### Written task
Copy out each line of the material in which the word "JORGE" appears.

Recorded data:
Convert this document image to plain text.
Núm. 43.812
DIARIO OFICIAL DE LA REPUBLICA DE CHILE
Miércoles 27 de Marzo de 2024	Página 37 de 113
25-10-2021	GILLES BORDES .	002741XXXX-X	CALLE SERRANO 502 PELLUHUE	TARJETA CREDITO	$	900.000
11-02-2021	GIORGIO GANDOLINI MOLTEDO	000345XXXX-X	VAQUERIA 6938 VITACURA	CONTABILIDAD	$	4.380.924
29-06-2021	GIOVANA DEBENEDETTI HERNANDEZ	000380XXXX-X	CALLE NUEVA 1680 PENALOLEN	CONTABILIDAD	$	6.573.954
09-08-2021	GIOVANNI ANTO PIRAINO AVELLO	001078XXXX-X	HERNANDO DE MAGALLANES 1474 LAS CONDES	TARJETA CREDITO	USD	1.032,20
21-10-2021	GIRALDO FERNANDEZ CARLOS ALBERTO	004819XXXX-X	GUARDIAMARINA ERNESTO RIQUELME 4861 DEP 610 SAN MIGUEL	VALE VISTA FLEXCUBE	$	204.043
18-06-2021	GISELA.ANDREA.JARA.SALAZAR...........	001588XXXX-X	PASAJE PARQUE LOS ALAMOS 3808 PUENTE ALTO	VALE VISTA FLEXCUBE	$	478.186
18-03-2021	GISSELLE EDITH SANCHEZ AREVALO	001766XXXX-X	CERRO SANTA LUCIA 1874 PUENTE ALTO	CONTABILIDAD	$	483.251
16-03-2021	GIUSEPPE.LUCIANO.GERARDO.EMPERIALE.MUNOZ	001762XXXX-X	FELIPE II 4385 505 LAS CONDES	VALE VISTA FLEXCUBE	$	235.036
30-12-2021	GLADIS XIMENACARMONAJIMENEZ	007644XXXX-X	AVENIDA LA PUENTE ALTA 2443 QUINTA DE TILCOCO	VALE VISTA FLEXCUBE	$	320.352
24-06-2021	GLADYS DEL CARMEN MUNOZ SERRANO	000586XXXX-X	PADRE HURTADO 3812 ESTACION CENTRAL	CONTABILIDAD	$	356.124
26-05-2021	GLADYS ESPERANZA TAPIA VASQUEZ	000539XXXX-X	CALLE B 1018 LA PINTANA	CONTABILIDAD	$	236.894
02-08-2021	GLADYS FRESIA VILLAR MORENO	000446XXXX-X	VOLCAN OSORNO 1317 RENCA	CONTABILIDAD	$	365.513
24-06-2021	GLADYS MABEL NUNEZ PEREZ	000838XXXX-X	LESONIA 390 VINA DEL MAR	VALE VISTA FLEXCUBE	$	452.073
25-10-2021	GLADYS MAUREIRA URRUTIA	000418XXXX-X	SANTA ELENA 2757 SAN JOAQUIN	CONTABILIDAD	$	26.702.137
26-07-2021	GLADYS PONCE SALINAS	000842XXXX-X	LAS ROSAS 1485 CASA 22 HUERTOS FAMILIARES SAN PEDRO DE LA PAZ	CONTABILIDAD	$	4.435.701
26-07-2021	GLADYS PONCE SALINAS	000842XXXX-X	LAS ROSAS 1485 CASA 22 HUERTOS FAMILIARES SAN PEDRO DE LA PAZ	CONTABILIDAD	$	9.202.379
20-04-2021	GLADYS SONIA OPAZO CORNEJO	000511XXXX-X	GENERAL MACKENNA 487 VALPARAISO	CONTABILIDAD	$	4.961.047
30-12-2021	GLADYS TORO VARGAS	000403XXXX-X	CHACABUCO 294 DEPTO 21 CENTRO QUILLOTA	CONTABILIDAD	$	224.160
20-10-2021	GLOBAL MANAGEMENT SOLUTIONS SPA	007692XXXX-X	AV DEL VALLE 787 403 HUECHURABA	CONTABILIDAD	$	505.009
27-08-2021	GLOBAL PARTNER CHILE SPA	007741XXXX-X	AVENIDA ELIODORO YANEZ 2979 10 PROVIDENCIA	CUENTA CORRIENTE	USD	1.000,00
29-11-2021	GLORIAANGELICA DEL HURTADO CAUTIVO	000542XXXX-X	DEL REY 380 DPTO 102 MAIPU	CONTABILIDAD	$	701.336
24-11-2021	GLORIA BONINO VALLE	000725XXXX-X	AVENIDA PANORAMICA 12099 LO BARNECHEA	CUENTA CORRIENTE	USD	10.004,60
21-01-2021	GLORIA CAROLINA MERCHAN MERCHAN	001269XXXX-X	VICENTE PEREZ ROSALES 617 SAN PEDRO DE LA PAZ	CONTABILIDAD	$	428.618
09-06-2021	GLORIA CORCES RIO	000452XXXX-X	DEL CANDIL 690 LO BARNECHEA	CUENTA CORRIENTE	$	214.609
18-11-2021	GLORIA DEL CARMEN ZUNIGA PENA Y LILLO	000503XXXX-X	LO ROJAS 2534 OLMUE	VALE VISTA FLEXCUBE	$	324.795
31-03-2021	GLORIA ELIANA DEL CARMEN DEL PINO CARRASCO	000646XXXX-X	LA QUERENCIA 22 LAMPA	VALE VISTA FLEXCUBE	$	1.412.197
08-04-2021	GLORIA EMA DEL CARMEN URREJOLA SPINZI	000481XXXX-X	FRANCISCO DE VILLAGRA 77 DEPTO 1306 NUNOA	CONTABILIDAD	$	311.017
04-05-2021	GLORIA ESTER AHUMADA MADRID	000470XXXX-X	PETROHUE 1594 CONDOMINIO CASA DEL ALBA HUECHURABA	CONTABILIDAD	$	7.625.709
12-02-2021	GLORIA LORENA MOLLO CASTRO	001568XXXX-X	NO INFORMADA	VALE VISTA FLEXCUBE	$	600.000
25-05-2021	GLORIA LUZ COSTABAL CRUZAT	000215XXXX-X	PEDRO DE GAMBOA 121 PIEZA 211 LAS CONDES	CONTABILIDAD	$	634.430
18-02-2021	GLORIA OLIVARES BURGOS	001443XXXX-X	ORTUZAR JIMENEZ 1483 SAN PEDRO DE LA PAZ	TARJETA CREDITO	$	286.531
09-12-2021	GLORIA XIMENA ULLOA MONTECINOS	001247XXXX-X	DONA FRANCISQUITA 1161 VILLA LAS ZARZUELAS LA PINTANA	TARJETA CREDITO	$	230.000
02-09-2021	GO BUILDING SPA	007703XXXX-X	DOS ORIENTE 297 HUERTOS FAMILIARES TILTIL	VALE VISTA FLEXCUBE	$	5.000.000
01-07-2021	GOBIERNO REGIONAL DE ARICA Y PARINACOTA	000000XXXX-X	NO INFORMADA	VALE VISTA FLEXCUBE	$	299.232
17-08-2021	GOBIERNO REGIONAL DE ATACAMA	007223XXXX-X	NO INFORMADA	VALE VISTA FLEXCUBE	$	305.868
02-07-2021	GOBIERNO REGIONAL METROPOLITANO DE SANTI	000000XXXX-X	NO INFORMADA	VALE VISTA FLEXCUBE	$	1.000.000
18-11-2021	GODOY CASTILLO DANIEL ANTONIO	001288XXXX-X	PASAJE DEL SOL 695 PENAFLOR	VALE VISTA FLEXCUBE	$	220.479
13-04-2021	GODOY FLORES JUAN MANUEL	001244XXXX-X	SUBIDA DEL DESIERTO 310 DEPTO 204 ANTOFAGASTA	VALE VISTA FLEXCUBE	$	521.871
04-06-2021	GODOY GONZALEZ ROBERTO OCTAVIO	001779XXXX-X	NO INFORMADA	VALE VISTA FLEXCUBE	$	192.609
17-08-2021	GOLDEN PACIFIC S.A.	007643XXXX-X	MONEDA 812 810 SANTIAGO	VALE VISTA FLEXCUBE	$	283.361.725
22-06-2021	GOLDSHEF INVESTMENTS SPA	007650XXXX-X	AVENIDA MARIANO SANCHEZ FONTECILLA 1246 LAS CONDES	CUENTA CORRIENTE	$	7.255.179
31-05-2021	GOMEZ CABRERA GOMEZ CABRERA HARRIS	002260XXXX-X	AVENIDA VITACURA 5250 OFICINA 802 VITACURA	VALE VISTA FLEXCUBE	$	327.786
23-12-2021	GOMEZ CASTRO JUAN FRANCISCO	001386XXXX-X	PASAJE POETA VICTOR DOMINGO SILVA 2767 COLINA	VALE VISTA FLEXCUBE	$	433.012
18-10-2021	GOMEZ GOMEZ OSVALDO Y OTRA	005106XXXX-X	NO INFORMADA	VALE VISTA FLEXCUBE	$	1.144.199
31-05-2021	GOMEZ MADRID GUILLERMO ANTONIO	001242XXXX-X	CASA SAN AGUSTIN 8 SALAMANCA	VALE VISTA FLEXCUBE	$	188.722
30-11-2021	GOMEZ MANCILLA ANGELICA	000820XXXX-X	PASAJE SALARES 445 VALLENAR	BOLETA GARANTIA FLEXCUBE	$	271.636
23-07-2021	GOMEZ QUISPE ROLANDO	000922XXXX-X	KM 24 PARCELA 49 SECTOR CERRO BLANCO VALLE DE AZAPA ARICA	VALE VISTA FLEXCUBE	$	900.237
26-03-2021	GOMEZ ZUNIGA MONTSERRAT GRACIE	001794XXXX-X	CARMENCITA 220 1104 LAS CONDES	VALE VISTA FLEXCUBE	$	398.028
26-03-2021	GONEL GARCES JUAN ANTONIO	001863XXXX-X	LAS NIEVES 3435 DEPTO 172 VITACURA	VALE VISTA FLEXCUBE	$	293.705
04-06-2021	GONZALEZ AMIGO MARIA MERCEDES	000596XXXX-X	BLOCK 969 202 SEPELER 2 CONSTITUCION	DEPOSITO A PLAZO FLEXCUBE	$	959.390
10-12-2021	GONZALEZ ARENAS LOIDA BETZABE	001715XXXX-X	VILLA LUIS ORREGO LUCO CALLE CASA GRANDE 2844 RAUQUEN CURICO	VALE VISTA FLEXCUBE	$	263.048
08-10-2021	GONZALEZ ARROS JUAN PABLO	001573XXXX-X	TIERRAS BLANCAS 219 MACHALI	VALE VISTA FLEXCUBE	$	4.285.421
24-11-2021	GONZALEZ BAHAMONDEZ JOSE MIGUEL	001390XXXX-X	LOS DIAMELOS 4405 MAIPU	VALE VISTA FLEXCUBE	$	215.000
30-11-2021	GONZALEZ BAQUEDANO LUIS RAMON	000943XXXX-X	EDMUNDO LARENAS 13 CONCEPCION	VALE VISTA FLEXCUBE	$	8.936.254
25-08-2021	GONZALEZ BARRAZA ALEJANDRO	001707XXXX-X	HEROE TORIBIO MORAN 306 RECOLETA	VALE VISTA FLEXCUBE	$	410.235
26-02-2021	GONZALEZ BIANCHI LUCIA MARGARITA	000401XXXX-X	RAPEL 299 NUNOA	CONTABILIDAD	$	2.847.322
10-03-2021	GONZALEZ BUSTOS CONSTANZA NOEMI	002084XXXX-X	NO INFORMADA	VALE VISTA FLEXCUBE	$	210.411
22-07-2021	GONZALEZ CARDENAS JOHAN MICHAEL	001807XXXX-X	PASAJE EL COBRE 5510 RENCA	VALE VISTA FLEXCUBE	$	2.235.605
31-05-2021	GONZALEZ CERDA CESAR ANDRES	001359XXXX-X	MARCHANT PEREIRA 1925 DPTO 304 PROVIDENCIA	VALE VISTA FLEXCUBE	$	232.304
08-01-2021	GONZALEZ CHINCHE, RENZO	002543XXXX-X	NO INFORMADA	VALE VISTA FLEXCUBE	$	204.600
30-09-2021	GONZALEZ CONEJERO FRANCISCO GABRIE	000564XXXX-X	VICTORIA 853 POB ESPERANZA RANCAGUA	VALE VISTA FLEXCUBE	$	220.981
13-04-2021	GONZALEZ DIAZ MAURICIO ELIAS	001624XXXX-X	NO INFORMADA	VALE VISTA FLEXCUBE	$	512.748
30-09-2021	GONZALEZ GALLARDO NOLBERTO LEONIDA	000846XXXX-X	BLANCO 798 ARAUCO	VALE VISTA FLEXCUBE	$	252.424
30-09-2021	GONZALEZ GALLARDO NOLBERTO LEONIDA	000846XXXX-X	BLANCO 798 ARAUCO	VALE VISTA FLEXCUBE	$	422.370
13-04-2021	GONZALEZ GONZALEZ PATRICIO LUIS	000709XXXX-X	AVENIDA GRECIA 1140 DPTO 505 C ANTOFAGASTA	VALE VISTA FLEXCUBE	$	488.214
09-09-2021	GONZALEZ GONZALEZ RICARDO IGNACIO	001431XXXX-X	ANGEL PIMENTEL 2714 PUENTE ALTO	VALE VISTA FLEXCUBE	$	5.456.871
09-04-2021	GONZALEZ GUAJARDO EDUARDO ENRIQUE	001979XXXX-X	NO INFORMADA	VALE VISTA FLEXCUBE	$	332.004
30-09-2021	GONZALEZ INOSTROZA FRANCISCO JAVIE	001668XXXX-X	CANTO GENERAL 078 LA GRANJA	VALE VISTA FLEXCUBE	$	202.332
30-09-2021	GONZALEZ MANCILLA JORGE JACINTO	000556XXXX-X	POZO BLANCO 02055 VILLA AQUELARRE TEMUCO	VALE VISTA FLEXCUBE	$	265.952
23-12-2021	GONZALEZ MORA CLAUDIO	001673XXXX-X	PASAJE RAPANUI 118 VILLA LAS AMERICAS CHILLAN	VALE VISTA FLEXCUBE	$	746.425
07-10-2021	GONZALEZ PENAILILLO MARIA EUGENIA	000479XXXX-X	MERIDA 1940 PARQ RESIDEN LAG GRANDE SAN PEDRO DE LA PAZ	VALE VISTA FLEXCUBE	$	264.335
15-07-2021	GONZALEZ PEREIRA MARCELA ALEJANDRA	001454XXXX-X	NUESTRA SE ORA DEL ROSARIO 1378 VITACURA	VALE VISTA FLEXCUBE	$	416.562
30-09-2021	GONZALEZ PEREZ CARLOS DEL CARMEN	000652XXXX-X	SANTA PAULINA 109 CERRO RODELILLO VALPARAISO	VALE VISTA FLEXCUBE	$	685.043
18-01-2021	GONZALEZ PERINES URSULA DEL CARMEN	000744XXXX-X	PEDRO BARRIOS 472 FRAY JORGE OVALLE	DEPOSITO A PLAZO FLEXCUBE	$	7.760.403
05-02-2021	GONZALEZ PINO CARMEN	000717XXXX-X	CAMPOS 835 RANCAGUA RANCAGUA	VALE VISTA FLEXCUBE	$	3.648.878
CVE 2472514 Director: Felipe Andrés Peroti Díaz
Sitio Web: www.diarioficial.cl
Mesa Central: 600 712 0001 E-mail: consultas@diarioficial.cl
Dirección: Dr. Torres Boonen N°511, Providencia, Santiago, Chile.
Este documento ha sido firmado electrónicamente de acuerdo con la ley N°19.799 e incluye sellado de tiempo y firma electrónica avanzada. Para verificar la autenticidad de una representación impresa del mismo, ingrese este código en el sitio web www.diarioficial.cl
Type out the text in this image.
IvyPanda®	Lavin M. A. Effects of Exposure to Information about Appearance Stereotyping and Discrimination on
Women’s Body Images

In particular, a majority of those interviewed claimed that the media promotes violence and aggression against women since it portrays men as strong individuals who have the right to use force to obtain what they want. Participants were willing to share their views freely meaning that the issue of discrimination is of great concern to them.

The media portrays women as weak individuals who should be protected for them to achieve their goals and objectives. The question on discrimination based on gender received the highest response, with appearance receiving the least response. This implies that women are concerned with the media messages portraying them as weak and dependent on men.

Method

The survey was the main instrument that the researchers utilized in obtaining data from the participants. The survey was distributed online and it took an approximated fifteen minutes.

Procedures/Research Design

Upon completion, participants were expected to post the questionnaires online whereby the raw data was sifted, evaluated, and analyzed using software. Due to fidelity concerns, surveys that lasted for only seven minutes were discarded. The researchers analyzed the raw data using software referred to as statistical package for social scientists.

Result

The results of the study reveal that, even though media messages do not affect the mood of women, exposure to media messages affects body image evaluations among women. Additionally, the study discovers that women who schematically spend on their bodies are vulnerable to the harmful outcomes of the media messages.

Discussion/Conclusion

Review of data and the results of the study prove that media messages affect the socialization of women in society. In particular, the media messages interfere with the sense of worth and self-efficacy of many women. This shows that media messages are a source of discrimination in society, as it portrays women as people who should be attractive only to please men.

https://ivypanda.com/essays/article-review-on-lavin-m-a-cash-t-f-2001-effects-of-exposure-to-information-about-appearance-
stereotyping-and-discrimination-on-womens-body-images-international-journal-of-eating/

### Exercise output
30-09-2021	GONZALEZ MANCILLA JORGE JACINTO	000556XXXX-X	POZO BLANCO 02055 VILLA AQUELARRE TEMUCO	VALE VISTA FLEXCUBE	$	265.952
18-01-2021	GONZALEZ PERINES URSULA DEL CARMEN	000744XXXX-X	PEDRO BARRIOS 472 FRAY JORGE OVALLE	DEPOSITO A PLAZO FLEXCUBE	$	7.760.403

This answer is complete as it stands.